Dataset records on visual material
_ _ _ _
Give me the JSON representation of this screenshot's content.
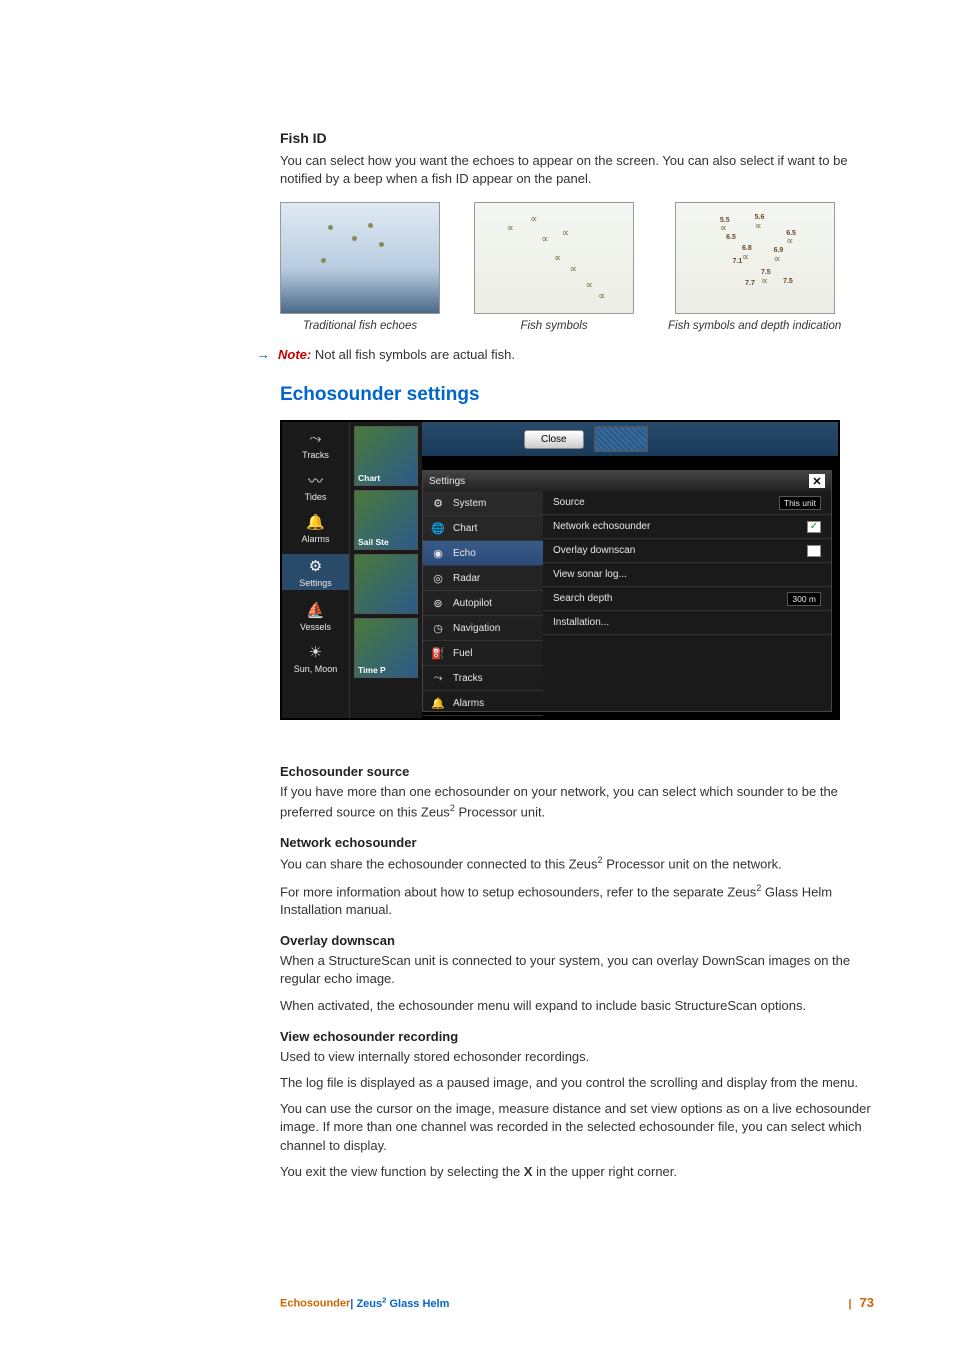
{
  "fish_id": {
    "heading": "Fish ID",
    "body": "You can select how you want the echoes to appear on the screen. You can also select if want to be notified by a beep when a fish ID appear on the panel.",
    "figs": [
      {
        "caption": "Traditional fish echoes"
      },
      {
        "caption": "Fish symbols"
      },
      {
        "caption": "Fish symbols and depth indication"
      }
    ],
    "depth_labels": [
      "5.5",
      "5.6",
      "6.5",
      "6.5",
      "6.8",
      "6.9",
      "7.1",
      "7.5",
      "7.7",
      "7.5"
    ]
  },
  "note": {
    "arrow": "→",
    "label": "Note:",
    "text": " Not all fish symbols are actual fish."
  },
  "settings_section": {
    "title": "Echosounder settings"
  },
  "screenshot": {
    "left_menu": [
      {
        "icon": "⤳",
        "label": "Tracks"
      },
      {
        "icon": "〰",
        "label": "Tides"
      },
      {
        "icon": "🔔",
        "label": "Alarms"
      },
      {
        "icon": "⚙",
        "label": "Settings",
        "selected": true
      },
      {
        "icon": "⛵",
        "label": "Vessels"
      },
      {
        "icon": "☀",
        "label": "Sun, Moon"
      }
    ],
    "thumbs": [
      {
        "label": "Chart"
      },
      {
        "label": "Sail Ste"
      },
      {
        "label": ""
      },
      {
        "label": "Time P"
      }
    ],
    "top": {
      "close": "Close"
    },
    "settings_header": "Settings",
    "settings_menu": [
      {
        "icon": "⚙",
        "label": "System"
      },
      {
        "icon": "🌐",
        "label": "Chart"
      },
      {
        "icon": "◉",
        "label": "Echo",
        "selected": true
      },
      {
        "icon": "◎",
        "label": "Radar"
      },
      {
        "icon": "⊚",
        "label": "Autopilot"
      },
      {
        "icon": "◷",
        "label": "Navigation"
      },
      {
        "icon": "⛽",
        "label": "Fuel"
      },
      {
        "icon": "⤳",
        "label": "Tracks"
      },
      {
        "icon": "🔔",
        "label": "Alarms"
      }
    ],
    "settings_panel": [
      {
        "label": "Source",
        "value": "This unit",
        "type": "dropdown"
      },
      {
        "label": "Network echosounder",
        "type": "check",
        "checked": true
      },
      {
        "label": "Overlay downscan",
        "type": "check",
        "checked": false
      },
      {
        "label": "View sonar log...",
        "type": "link"
      },
      {
        "label": "Search depth",
        "value": "300 m",
        "type": "dropdown"
      },
      {
        "label": "Installation...",
        "type": "link"
      }
    ]
  },
  "subsections": [
    {
      "h": "Echosounder source",
      "p": [
        "If you have more than one echosounder on your network, you can select which sounder to be the preferred source on this Zeus² Processor unit."
      ]
    },
    {
      "h": "Network echosounder",
      "p": [
        "You can share the echosounder connected to this Zeus² Processor unit on the network.",
        "For more information about how to setup echosounders, refer to the separate Zeus² Glass Helm Installation manual."
      ]
    },
    {
      "h": "Overlay downscan",
      "p": [
        "When a StructureScan unit is connected to your system, you can overlay DownScan images on the regular echo image.",
        "When activated, the echosounder menu will expand to include basic StructureScan options."
      ]
    },
    {
      "h": "View echosounder recording",
      "p": [
        "Used to view internally stored echosonder recordings.",
        "The log file is displayed as a paused image, and you control the scrolling and display from the menu.",
        "You can use the cursor on the image, measure distance and set view options as on a live echosounder image. If more than one channel was recorded in the selected echosounder file, you can select which channel to display.",
        "You exit the view function by selecting the X in the upper right corner."
      ]
    }
  ],
  "footer": {
    "section": "Echosounder",
    "sep": "| ",
    "product_pre": "Zeus",
    "product_sup": "2",
    "product_post": " Glass Helm",
    "page": "73"
  },
  "colors": {
    "link_blue": "#0066cc",
    "note_red": "#cc0000",
    "accent_orange": "#cc6600",
    "body_text": "#333333"
  }
}
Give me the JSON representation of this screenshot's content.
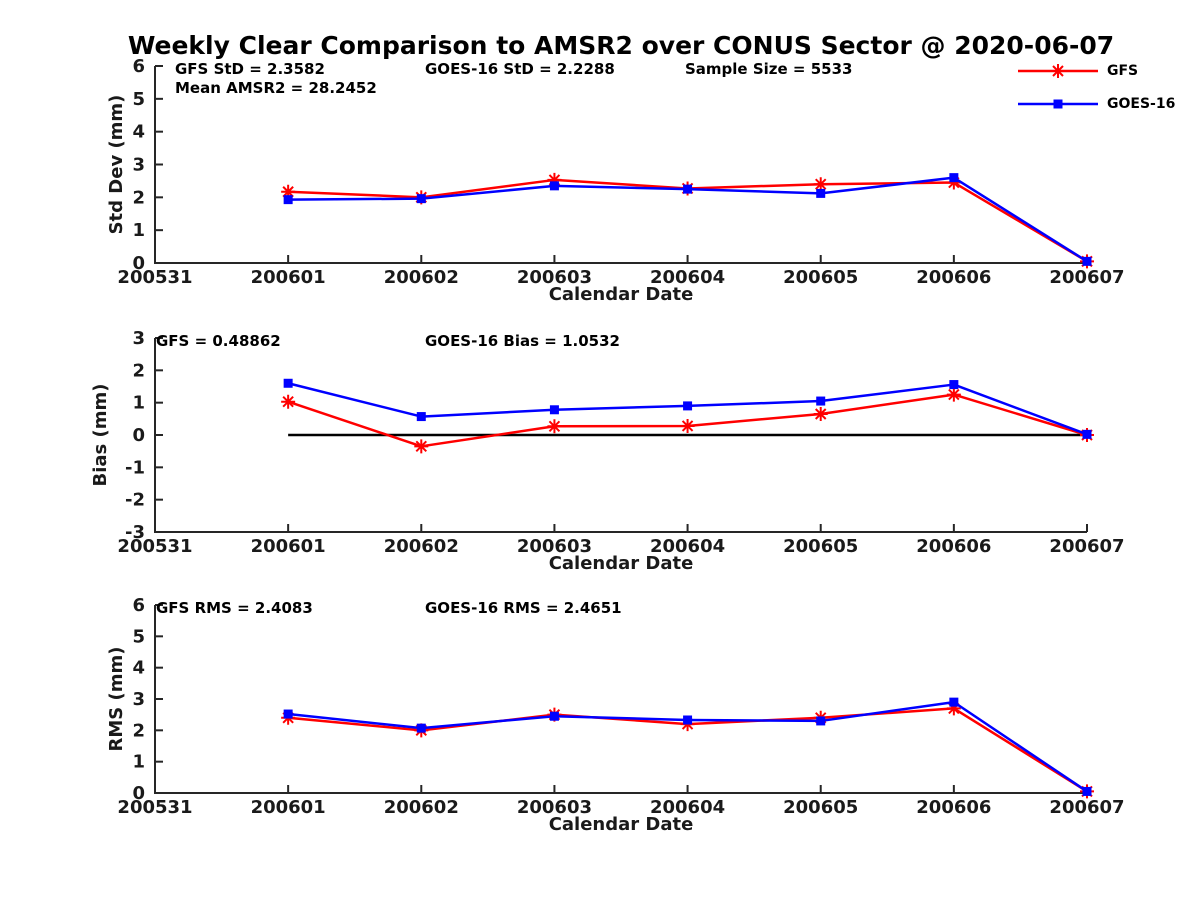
{
  "title": "Weekly Clear Comparison to AMSR2 over CONUS Sector @ 2020-06-07",
  "colors": {
    "gfs": "#ff0000",
    "goes16": "#0000ff",
    "axis": "#262626",
    "tick_text": "#1a1a1a",
    "annotation_text": "#000000",
    "zero_line": "#000000",
    "background": "#ffffff"
  },
  "legend": [
    {
      "label": "GFS",
      "color": "#ff0000",
      "marker": "asterisk"
    },
    {
      "label": "GOES-16",
      "color": "#0000ff",
      "marker": "square"
    }
  ],
  "chart_data": [
    {
      "type": "line",
      "name": "std-dev",
      "ylabel": "Std Dev (mm)",
      "xlabel": "Calendar Date",
      "ylim": [
        0,
        6
      ],
      "yticks": [
        0,
        1,
        2,
        3,
        4,
        5,
        6
      ],
      "categories": [
        "200531",
        "200601",
        "200602",
        "200603",
        "200604",
        "200605",
        "200606",
        "200607"
      ],
      "grid": false,
      "annotations": [
        {
          "text": "GFS StD = 2.3582",
          "x_offset": 20,
          "row": 0
        },
        {
          "text": "GOES-16 StD = 2.2288",
          "x_offset": 270,
          "row": 0
        },
        {
          "text": "Sample Size = 5533",
          "x_offset": 530,
          "row": 0
        },
        {
          "text": "Mean AMSR2 = 28.2452",
          "x_offset": 20,
          "row": 1
        }
      ],
      "series": [
        {
          "name": "GFS",
          "color": "#ff0000",
          "marker": "asterisk",
          "x": [
            "200601",
            "200602",
            "200603",
            "200604",
            "200605",
            "200606",
            "200607"
          ],
          "values": [
            2.17,
            2.0,
            2.53,
            2.27,
            2.4,
            2.45,
            0.05
          ]
        },
        {
          "name": "GOES-16",
          "color": "#0000ff",
          "marker": "square",
          "x": [
            "200601",
            "200602",
            "200603",
            "200604",
            "200605",
            "200606",
            "200607"
          ],
          "values": [
            1.93,
            1.96,
            2.35,
            2.25,
            2.12,
            2.6,
            0.05
          ]
        }
      ]
    },
    {
      "type": "line",
      "name": "bias",
      "ylabel": "Bias (mm)",
      "xlabel": "Calendar Date",
      "ylim": [
        -3,
        3
      ],
      "yticks": [
        -3,
        -2,
        -1,
        0,
        1,
        2,
        3
      ],
      "categories": [
        "200531",
        "200601",
        "200602",
        "200603",
        "200604",
        "200605",
        "200606",
        "200607"
      ],
      "grid": false,
      "zero_line": {
        "from": "200601",
        "to": "200607",
        "y": 0
      },
      "annotations": [
        {
          "text": "GFS = 0.48862",
          "x_offset": 1,
          "row": 0
        },
        {
          "text": "GOES-16 Bias  = 1.0532",
          "x_offset": 270,
          "row": 0
        }
      ],
      "series": [
        {
          "name": "GFS",
          "color": "#ff0000",
          "marker": "asterisk",
          "x": [
            "200601",
            "200602",
            "200603",
            "200604",
            "200605",
            "200606",
            "200607"
          ],
          "values": [
            1.03,
            -0.35,
            0.27,
            0.28,
            0.65,
            1.25,
            0.0
          ]
        },
        {
          "name": "GOES-16",
          "color": "#0000ff",
          "marker": "square",
          "x": [
            "200601",
            "200602",
            "200603",
            "200604",
            "200605",
            "200606",
            "200607"
          ],
          "values": [
            1.6,
            0.57,
            0.78,
            0.9,
            1.05,
            1.56,
            0.02
          ]
        }
      ]
    },
    {
      "type": "line",
      "name": "rms",
      "ylabel": "RMS (mm)",
      "xlabel": "Calendar Date",
      "ylim": [
        0,
        6
      ],
      "yticks": [
        0,
        1,
        2,
        3,
        4,
        5,
        6
      ],
      "categories": [
        "200531",
        "200601",
        "200602",
        "200603",
        "200604",
        "200605",
        "200606",
        "200607"
      ],
      "grid": false,
      "annotations": [
        {
          "text": "GFS RMS = 2.4083",
          "x_offset": 1,
          "row": 0
        },
        {
          "text": "GOES-16 RMS = 2.4651",
          "x_offset": 270,
          "row": 0
        }
      ],
      "series": [
        {
          "name": "GFS",
          "color": "#ff0000",
          "marker": "asterisk",
          "x": [
            "200601",
            "200602",
            "200603",
            "200604",
            "200605",
            "200606",
            "200607"
          ],
          "values": [
            2.4,
            2.0,
            2.5,
            2.2,
            2.4,
            2.7,
            0.05
          ]
        },
        {
          "name": "GOES-16",
          "color": "#0000ff",
          "marker": "square",
          "x": [
            "200601",
            "200602",
            "200603",
            "200604",
            "200605",
            "200606",
            "200607"
          ],
          "values": [
            2.52,
            2.07,
            2.45,
            2.33,
            2.3,
            2.9,
            0.05
          ]
        }
      ]
    }
  ]
}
_ _ _ _
Problem:
List every line in the records above that contains the word "unit".

Exercise answer:
        "value": "This unit",
        "If you have more than one echosounder on your network, you can select which sounder to be the preferred source on this Zeus² Processor unit."
        "You can share the echosounder connected to this Zeus² Processor unit on the network.",
        "When a StructureScan unit is connected to your system, you can overlay DownScan images on the regular echo image.",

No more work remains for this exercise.